◆ **Extracted data**
--- start ---

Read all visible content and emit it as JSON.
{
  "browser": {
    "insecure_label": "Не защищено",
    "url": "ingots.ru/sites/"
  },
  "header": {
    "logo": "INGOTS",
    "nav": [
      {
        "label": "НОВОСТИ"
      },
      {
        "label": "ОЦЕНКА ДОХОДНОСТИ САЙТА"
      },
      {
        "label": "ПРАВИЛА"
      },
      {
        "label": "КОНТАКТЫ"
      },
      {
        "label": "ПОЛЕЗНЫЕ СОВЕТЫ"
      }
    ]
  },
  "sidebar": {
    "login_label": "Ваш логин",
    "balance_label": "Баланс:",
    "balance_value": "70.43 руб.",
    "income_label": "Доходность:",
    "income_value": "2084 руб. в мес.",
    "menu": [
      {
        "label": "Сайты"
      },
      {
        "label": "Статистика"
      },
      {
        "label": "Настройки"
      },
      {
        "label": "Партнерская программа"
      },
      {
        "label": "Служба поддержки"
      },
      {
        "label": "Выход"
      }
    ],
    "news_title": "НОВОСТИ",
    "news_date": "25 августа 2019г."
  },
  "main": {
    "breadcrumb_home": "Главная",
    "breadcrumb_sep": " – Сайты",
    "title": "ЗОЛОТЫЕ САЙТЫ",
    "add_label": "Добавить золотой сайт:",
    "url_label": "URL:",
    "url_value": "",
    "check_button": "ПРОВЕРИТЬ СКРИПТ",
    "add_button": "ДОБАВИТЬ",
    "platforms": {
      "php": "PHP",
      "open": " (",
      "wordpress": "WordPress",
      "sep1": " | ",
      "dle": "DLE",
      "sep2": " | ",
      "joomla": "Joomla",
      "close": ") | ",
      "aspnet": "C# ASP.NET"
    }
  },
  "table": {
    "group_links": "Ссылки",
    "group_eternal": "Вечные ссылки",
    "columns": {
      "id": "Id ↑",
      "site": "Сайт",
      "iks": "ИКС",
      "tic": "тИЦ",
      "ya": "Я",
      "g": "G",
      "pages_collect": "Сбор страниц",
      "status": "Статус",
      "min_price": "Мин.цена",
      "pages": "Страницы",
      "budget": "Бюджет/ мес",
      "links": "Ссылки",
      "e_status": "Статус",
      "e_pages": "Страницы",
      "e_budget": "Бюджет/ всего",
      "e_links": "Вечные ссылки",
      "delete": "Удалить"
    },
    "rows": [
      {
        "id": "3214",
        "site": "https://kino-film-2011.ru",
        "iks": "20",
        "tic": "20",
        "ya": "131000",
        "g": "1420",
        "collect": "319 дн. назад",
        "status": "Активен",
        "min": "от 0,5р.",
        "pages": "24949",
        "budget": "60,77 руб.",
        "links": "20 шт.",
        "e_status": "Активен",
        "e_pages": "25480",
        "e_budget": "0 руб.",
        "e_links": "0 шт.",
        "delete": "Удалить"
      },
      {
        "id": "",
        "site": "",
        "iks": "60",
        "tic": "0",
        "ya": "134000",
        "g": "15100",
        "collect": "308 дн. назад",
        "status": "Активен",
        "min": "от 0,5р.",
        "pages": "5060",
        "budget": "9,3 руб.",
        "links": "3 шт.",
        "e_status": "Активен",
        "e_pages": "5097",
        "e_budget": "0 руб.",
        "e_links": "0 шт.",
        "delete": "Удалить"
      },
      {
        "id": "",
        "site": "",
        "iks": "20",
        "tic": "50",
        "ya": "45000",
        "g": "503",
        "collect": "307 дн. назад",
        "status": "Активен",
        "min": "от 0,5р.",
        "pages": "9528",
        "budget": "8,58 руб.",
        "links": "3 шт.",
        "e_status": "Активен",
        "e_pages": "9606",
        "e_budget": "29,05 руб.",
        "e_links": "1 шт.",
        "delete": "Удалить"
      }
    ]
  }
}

--- end ---

Transcribe the whole listing with nothing added or left out.

Read all visible content and emit it as JSON.
{
  "browser": {
    "insecure_label": "Не защищено",
    "url": "ingots.ru/sites/"
  },
  "header": {
    "logo": "INGOTS",
    "nav": [
      {
        "label": "НОВОСТИ"
      },
      {
        "label": "ОЦЕНКА ДОХОДНОСТИ САЙТА"
      },
      {
        "label": "ПРАВИЛА"
      },
      {
        "label": "КОНТАКТЫ"
      },
      {
        "label": "ПОЛЕЗНЫЕ СОВЕТЫ"
      }
    ]
  },
  "sidebar": {
    "login_label": "Ваш логин",
    "balance_label": "Баланс:",
    "balance_value": "70.43 руб.",
    "income_label": "Доходность:",
    "income_value": "2084 руб. в мес.",
    "menu": [
      {
        "label": "Сайты"
      },
      {
        "label": "Статистика"
      },
      {
        "label": "Настройки"
      },
      {
        "label": "Партнерская программа"
      },
      {
        "label": "Служба поддержки"
      },
      {
        "label": "Выход"
      }
    ],
    "news_title": "НОВОСТИ",
    "news_date": "25 августа 2019г."
  },
  "main": {
    "breadcrumb_home": "Главная",
    "breadcrumb_sep": " – Сайты",
    "title": "ЗОЛОТЫЕ САЙТЫ",
    "add_label": "Добавить золотой сайт:",
    "url_label": "URL:",
    "url_value": "",
    "check_button": "ПРОВЕРИТЬ СКРИПТ",
    "add_button": "ДОБАВИТЬ",
    "platforms": {
      "php": "PHP",
      "open": " (",
      "wordpress": "WordPress",
      "sep1": " | ",
      "dle": "DLE",
      "sep2": " | ",
      "joomla": "Joomla",
      "close": ") | ",
      "aspnet": "C# ASP.NET"
    }
  },
  "table": {
    "group_links": "Ссылки",
    "group_eternal": "Вечные ссылки",
    "columns": {
      "id": "Id ↑",
      "site": "Сайт",
      "iks": "ИКС",
      "tic": "тИЦ",
      "ya": "Я",
      "g": "G",
      "pages_collect": "Сбор страниц",
      "status": "Статус",
      "min_price": "Мин.цена",
      "pages": "Страницы",
      "budget": "Бюджет/ мес",
      "links": "Ссылки",
      "e_status": "Статус",
      "e_pages": "Страницы",
      "e_budget": "Бюджет/ всего",
      "e_links": "Вечные ссылки",
      "delete": "Удалить"
    },
    "rows": [
      {
        "id": "3214",
        "site": "https://kino-film-2011.ru",
        "iks": "20",
        "tic": "20",
        "ya": "131000",
        "g": "1420",
        "collect": "319 дн. назад",
        "status": "Активен",
        "min": "от 0,5р.",
        "pages": "24949",
        "budget": "60,77 руб.",
        "links": "20 шт.",
        "e_status": "Активен",
        "e_pages": "25480",
        "e_budget": "0 руб.",
        "e_links": "0 шт.",
        "delete": "Удалить"
      },
      {
        "id": "",
        "site": "",
        "iks": "60",
        "tic": "0",
        "ya": "134000",
        "g": "15100",
        "collect": "308 дн. назад",
        "status": "Активен",
        "min": "от 0,5р.",
        "pages": "5060",
        "budget": "9,3 руб.",
        "links": "3 шт.",
        "e_status": "Активен",
        "e_pages": "5097",
        "e_budget": "0 руб.",
        "e_links": "0 шт.",
        "delete": "Удалить"
      },
      {
        "id": "",
        "site": "",
        "iks": "20",
        "tic": "50",
        "ya": "45000",
        "g": "503",
        "collect": "307 дн. назад",
        "status": "Активен",
        "min": "от 0,5р.",
        "pages": "9528",
        "budget": "8,58 руб.",
        "links": "3 шт.",
        "e_status": "Активен",
        "e_pages": "9606",
        "e_budget": "29,05 руб.",
        "e_links": "1 шт.",
        "delete": "Удалить"
      }
    ]
  }
}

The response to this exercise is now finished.